# Records for processing
....................

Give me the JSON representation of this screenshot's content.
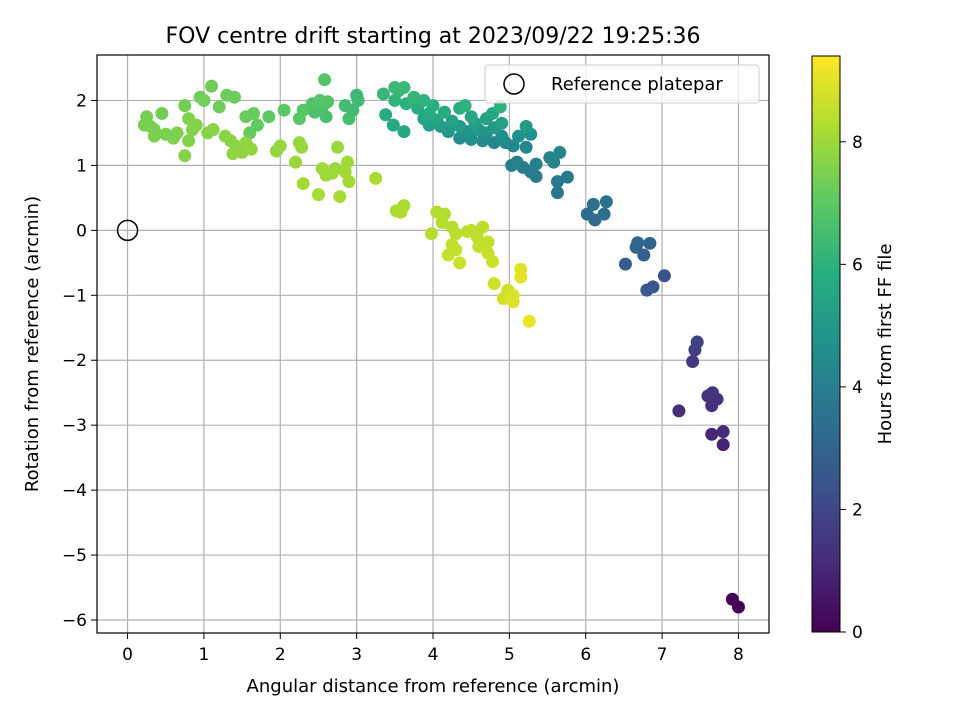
{
  "chart_data": {
    "type": "scatter",
    "title": "FOV centre drift starting at 2023/09/22 19:25:36",
    "xlabel": "Angular distance from reference (arcmin)",
    "ylabel": "Rotation from reference (arcmin)",
    "xlim": [
      -0.4,
      8.4
    ],
    "ylim": [
      -6.2,
      2.7
    ],
    "xticks": [
      0,
      1,
      2,
      3,
      4,
      5,
      6,
      7,
      8
    ],
    "yticks": [
      -6,
      -5,
      -4,
      -3,
      -2,
      -1,
      0,
      1,
      2
    ],
    "grid": true,
    "legend": {
      "position": "top-right",
      "entries": [
        "Reference platepar"
      ]
    },
    "reference_point": {
      "label": "Reference platepar",
      "x": 0,
      "y": 0
    },
    "colorbar": {
      "label": "Hours from first FF file",
      "colormap": "viridis",
      "range": [
        0,
        9.4
      ],
      "ticks": [
        0,
        2,
        4,
        6,
        8
      ]
    },
    "colors": {
      "grid": "#b0b0b0",
      "reference_marker": "#000000"
    },
    "points": [
      {
        "x": 8.0,
        "y": -5.8,
        "h": 0.05
      },
      {
        "x": 7.92,
        "y": -5.68,
        "h": 0.15
      },
      {
        "x": 7.8,
        "y": -3.3,
        "h": 0.9
      },
      {
        "x": 7.65,
        "y": -3.14,
        "h": 1.05
      },
      {
        "x": 7.8,
        "y": -3.1,
        "h": 1.1
      },
      {
        "x": 7.22,
        "y": -2.78,
        "h": 1.2
      },
      {
        "x": 7.65,
        "y": -2.7,
        "h": 1.3
      },
      {
        "x": 7.72,
        "y": -2.6,
        "h": 1.35
      },
      {
        "x": 7.6,
        "y": -2.55,
        "h": 1.4
      },
      {
        "x": 7.66,
        "y": -2.5,
        "h": 1.45
      },
      {
        "x": 7.4,
        "y": -2.02,
        "h": 1.6
      },
      {
        "x": 7.43,
        "y": -1.84,
        "h": 1.7
      },
      {
        "x": 7.46,
        "y": -1.72,
        "h": 1.8
      },
      {
        "x": 7.03,
        "y": -0.7,
        "h": 2.4
      },
      {
        "x": 6.88,
        "y": -0.87,
        "h": 2.5
      },
      {
        "x": 6.8,
        "y": -0.92,
        "h": 2.6
      },
      {
        "x": 6.52,
        "y": -0.52,
        "h": 2.8
      },
      {
        "x": 6.76,
        "y": -0.38,
        "h": 2.9
      },
      {
        "x": 6.66,
        "y": -0.26,
        "h": 3.0
      },
      {
        "x": 6.84,
        "y": -0.2,
        "h": 3.05
      },
      {
        "x": 6.68,
        "y": -0.19,
        "h": 3.1
      },
      {
        "x": 6.12,
        "y": 0.16,
        "h": 3.3
      },
      {
        "x": 6.02,
        "y": 0.25,
        "h": 3.35
      },
      {
        "x": 6.24,
        "y": 0.25,
        "h": 3.4
      },
      {
        "x": 6.1,
        "y": 0.4,
        "h": 3.45
      },
      {
        "x": 6.27,
        "y": 0.44,
        "h": 3.5
      },
      {
        "x": 5.63,
        "y": 0.58,
        "h": 3.7
      },
      {
        "x": 5.63,
        "y": 0.75,
        "h": 3.75
      },
      {
        "x": 5.76,
        "y": 0.82,
        "h": 3.8
      },
      {
        "x": 5.35,
        "y": 0.83,
        "h": 3.85
      },
      {
        "x": 5.28,
        "y": 0.9,
        "h": 3.9
      },
      {
        "x": 5.18,
        "y": 0.97,
        "h": 3.95
      },
      {
        "x": 5.03,
        "y": 1.0,
        "h": 4.0
      },
      {
        "x": 5.1,
        "y": 1.05,
        "h": 4.05
      },
      {
        "x": 5.35,
        "y": 1.02,
        "h": 4.1
      },
      {
        "x": 5.58,
        "y": 1.05,
        "h": 4.15
      },
      {
        "x": 5.53,
        "y": 1.12,
        "h": 4.2
      },
      {
        "x": 5.66,
        "y": 1.2,
        "h": 4.25
      },
      {
        "x": 5.22,
        "y": 1.28,
        "h": 4.3
      },
      {
        "x": 5.05,
        "y": 1.3,
        "h": 4.35
      },
      {
        "x": 4.95,
        "y": 1.35,
        "h": 4.4
      },
      {
        "x": 4.8,
        "y": 1.35,
        "h": 4.45
      },
      {
        "x": 4.65,
        "y": 1.38,
        "h": 4.5
      },
      {
        "x": 4.5,
        "y": 1.4,
        "h": 4.55
      },
      {
        "x": 4.35,
        "y": 1.42,
        "h": 4.6
      },
      {
        "x": 4.9,
        "y": 1.45,
        "h": 4.65
      },
      {
        "x": 5.12,
        "y": 1.45,
        "h": 4.7
      },
      {
        "x": 5.28,
        "y": 1.48,
        "h": 4.75
      },
      {
        "x": 4.7,
        "y": 1.5,
        "h": 4.8
      },
      {
        "x": 4.45,
        "y": 1.52,
        "h": 4.85
      },
      {
        "x": 4.2,
        "y": 1.52,
        "h": 4.9
      },
      {
        "x": 4.6,
        "y": 1.55,
        "h": 4.95
      },
      {
        "x": 4.8,
        "y": 1.58,
        "h": 5.0
      },
      {
        "x": 5.22,
        "y": 1.6,
        "h": 5.05
      },
      {
        "x": 4.35,
        "y": 1.6,
        "h": 5.1
      },
      {
        "x": 4.1,
        "y": 1.6,
        "h": 5.15
      },
      {
        "x": 3.95,
        "y": 1.62,
        "h": 5.2
      },
      {
        "x": 4.55,
        "y": 1.65,
        "h": 5.25
      },
      {
        "x": 4.9,
        "y": 1.65,
        "h": 5.3
      },
      {
        "x": 4.25,
        "y": 1.68,
        "h": 5.35
      },
      {
        "x": 4.7,
        "y": 1.72,
        "h": 5.4
      },
      {
        "x": 4.05,
        "y": 1.7,
        "h": 5.45
      },
      {
        "x": 3.88,
        "y": 1.72,
        "h": 5.5
      },
      {
        "x": 4.5,
        "y": 1.75,
        "h": 5.55
      },
      {
        "x": 4.78,
        "y": 1.8,
        "h": 5.6
      },
      {
        "x": 3.48,
        "y": 1.62,
        "h": 5.62
      },
      {
        "x": 3.62,
        "y": 1.52,
        "h": 5.64
      },
      {
        "x": 3.38,
        "y": 1.78,
        "h": 5.66
      },
      {
        "x": 3.95,
        "y": 1.8,
        "h": 5.7
      },
      {
        "x": 4.15,
        "y": 1.82,
        "h": 5.75
      },
      {
        "x": 4.35,
        "y": 1.88,
        "h": 5.8
      },
      {
        "x": 3.8,
        "y": 1.88,
        "h": 5.85
      },
      {
        "x": 4.0,
        "y": 1.92,
        "h": 5.9
      },
      {
        "x": 3.65,
        "y": 1.95,
        "h": 5.95
      },
      {
        "x": 4.88,
        "y": 1.9,
        "h": 5.98
      },
      {
        "x": 4.42,
        "y": 1.92,
        "h": 6.0
      },
      {
        "x": 3.88,
        "y": 2.0,
        "h": 6.05
      },
      {
        "x": 3.5,
        "y": 2.0,
        "h": 6.1
      },
      {
        "x": 3.75,
        "y": 2.05,
        "h": 6.15
      },
      {
        "x": 3.35,
        "y": 2.1,
        "h": 6.2
      },
      {
        "x": 3.55,
        "y": 2.15,
        "h": 6.25
      },
      {
        "x": 3.62,
        "y": 2.2,
        "h": 6.3
      },
      {
        "x": 3.5,
        "y": 2.2,
        "h": 6.32
      },
      {
        "x": 3.0,
        "y": 2.08,
        "h": 6.35
      },
      {
        "x": 3.02,
        "y": 2.0,
        "h": 6.4
      },
      {
        "x": 2.95,
        "y": 1.85,
        "h": 6.45
      },
      {
        "x": 2.85,
        "y": 1.92,
        "h": 6.5
      },
      {
        "x": 2.9,
        "y": 1.72,
        "h": 6.55
      },
      {
        "x": 2.6,
        "y": 1.75,
        "h": 6.6
      },
      {
        "x": 2.45,
        "y": 1.82,
        "h": 6.65
      },
      {
        "x": 2.55,
        "y": 1.9,
        "h": 6.7
      },
      {
        "x": 2.42,
        "y": 1.95,
        "h": 6.75
      },
      {
        "x": 2.62,
        "y": 1.98,
        "h": 6.8
      },
      {
        "x": 2.52,
        "y": 2.0,
        "h": 6.82
      },
      {
        "x": 2.58,
        "y": 2.32,
        "h": 6.85
      },
      {
        "x": 2.3,
        "y": 1.85,
        "h": 6.9
      },
      {
        "x": 2.25,
        "y": 1.72,
        "h": 6.95
      },
      {
        "x": 2.05,
        "y": 1.85,
        "h": 7.0
      },
      {
        "x": 1.85,
        "y": 1.75,
        "h": 7.05
      },
      {
        "x": 1.7,
        "y": 1.62,
        "h": 7.1
      },
      {
        "x": 1.6,
        "y": 1.5,
        "h": 7.15
      },
      {
        "x": 1.65,
        "y": 1.8,
        "h": 7.18
      },
      {
        "x": 1.55,
        "y": 1.75,
        "h": 7.2
      },
      {
        "x": 1.4,
        "y": 2.05,
        "h": 7.22
      },
      {
        "x": 1.3,
        "y": 2.08,
        "h": 7.25
      },
      {
        "x": 1.2,
        "y": 1.9,
        "h": 7.28
      },
      {
        "x": 1.1,
        "y": 2.22,
        "h": 7.3
      },
      {
        "x": 1.0,
        "y": 2.0,
        "h": 7.32
      },
      {
        "x": 0.95,
        "y": 2.05,
        "h": 7.34
      },
      {
        "x": 0.75,
        "y": 1.92,
        "h": 7.36
      },
      {
        "x": 0.45,
        "y": 1.8,
        "h": 7.38
      },
      {
        "x": 0.25,
        "y": 1.75,
        "h": 7.4
      },
      {
        "x": 0.3,
        "y": 1.6,
        "h": 7.42
      },
      {
        "x": 0.22,
        "y": 1.62,
        "h": 7.44
      },
      {
        "x": 0.35,
        "y": 1.55,
        "h": 7.46
      },
      {
        "x": 0.5,
        "y": 1.48,
        "h": 7.48
      },
      {
        "x": 0.35,
        "y": 1.45,
        "h": 7.5
      },
      {
        "x": 0.6,
        "y": 1.42,
        "h": 7.52
      },
      {
        "x": 0.65,
        "y": 1.5,
        "h": 7.54
      },
      {
        "x": 0.8,
        "y": 1.72,
        "h": 7.56
      },
      {
        "x": 0.85,
        "y": 1.55,
        "h": 7.58
      },
      {
        "x": 0.9,
        "y": 1.62,
        "h": 7.6
      },
      {
        "x": 0.8,
        "y": 1.38,
        "h": 7.62
      },
      {
        "x": 0.75,
        "y": 1.15,
        "h": 7.64
      },
      {
        "x": 1.05,
        "y": 1.5,
        "h": 7.66
      },
      {
        "x": 1.12,
        "y": 1.55,
        "h": 7.68
      },
      {
        "x": 1.28,
        "y": 1.45,
        "h": 7.7
      },
      {
        "x": 1.35,
        "y": 1.38,
        "h": 7.72
      },
      {
        "x": 1.42,
        "y": 1.3,
        "h": 7.74
      },
      {
        "x": 1.5,
        "y": 1.2,
        "h": 7.76
      },
      {
        "x": 1.38,
        "y": 1.18,
        "h": 7.78
      },
      {
        "x": 1.55,
        "y": 1.35,
        "h": 7.8
      },
      {
        "x": 1.62,
        "y": 1.25,
        "h": 7.82
      },
      {
        "x": 1.95,
        "y": 1.22,
        "h": 7.84
      },
      {
        "x": 2.0,
        "y": 1.3,
        "h": 7.86
      },
      {
        "x": 2.25,
        "y": 1.35,
        "h": 7.88
      },
      {
        "x": 2.28,
        "y": 1.28,
        "h": 7.9
      },
      {
        "x": 2.75,
        "y": 1.28,
        "h": 7.92
      },
      {
        "x": 2.2,
        "y": 1.05,
        "h": 7.94
      },
      {
        "x": 2.55,
        "y": 0.95,
        "h": 7.96
      },
      {
        "x": 2.72,
        "y": 0.95,
        "h": 7.98
      },
      {
        "x": 2.68,
        "y": 0.88,
        "h": 8.0
      },
      {
        "x": 2.6,
        "y": 0.85,
        "h": 8.02
      },
      {
        "x": 2.88,
        "y": 1.05,
        "h": 8.04
      },
      {
        "x": 2.85,
        "y": 0.9,
        "h": 8.06
      },
      {
        "x": 2.9,
        "y": 0.75,
        "h": 8.08
      },
      {
        "x": 2.3,
        "y": 0.72,
        "h": 8.1
      },
      {
        "x": 2.5,
        "y": 0.55,
        "h": 8.12
      },
      {
        "x": 2.78,
        "y": 0.52,
        "h": 8.14
      },
      {
        "x": 3.25,
        "y": 0.8,
        "h": 8.16
      },
      {
        "x": 3.52,
        "y": 0.3,
        "h": 8.2
      },
      {
        "x": 3.62,
        "y": 0.38,
        "h": 8.22
      },
      {
        "x": 3.58,
        "y": 0.28,
        "h": 8.24
      },
      {
        "x": 4.05,
        "y": 0.28,
        "h": 8.3
      },
      {
        "x": 4.15,
        "y": 0.25,
        "h": 8.32
      },
      {
        "x": 4.12,
        "y": 0.12,
        "h": 8.34
      },
      {
        "x": 3.98,
        "y": -0.05,
        "h": 8.36
      },
      {
        "x": 4.25,
        "y": 0.05,
        "h": 8.38
      },
      {
        "x": 4.3,
        "y": -0.05,
        "h": 8.4
      },
      {
        "x": 4.45,
        "y": -0.02,
        "h": 8.42
      },
      {
        "x": 4.5,
        "y": 0.0,
        "h": 8.44
      },
      {
        "x": 4.58,
        "y": -0.1,
        "h": 8.46
      },
      {
        "x": 4.65,
        "y": 0.05,
        "h": 8.48
      },
      {
        "x": 4.72,
        "y": -0.18,
        "h": 8.5
      },
      {
        "x": 4.6,
        "y": -0.25,
        "h": 8.52
      },
      {
        "x": 4.25,
        "y": -0.22,
        "h": 8.54
      },
      {
        "x": 4.3,
        "y": -0.3,
        "h": 8.56
      },
      {
        "x": 4.2,
        "y": -0.38,
        "h": 8.58
      },
      {
        "x": 4.35,
        "y": -0.5,
        "h": 8.6
      },
      {
        "x": 4.72,
        "y": -0.35,
        "h": 8.62
      },
      {
        "x": 4.78,
        "y": -0.48,
        "h": 8.64
      },
      {
        "x": 4.8,
        "y": -0.82,
        "h": 8.7
      },
      {
        "x": 4.98,
        "y": -0.92,
        "h": 8.75
      },
      {
        "x": 4.92,
        "y": -1.05,
        "h": 8.8
      },
      {
        "x": 5.05,
        "y": -1.0,
        "h": 8.85
      },
      {
        "x": 5.05,
        "y": -1.1,
        "h": 8.9
      },
      {
        "x": 5.15,
        "y": -0.6,
        "h": 8.95
      },
      {
        "x": 5.15,
        "y": -0.72,
        "h": 9.0
      },
      {
        "x": 5.26,
        "y": -1.4,
        "h": 9.1
      }
    ]
  }
}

....................

# The exercise
Identify the lines of the entries containing the string "arcmin". Copy each such line.

# Complete response
    "xlabel": "Angular distance from reference (arcmin)",
    "ylabel": "Rotation from reference (arcmin)",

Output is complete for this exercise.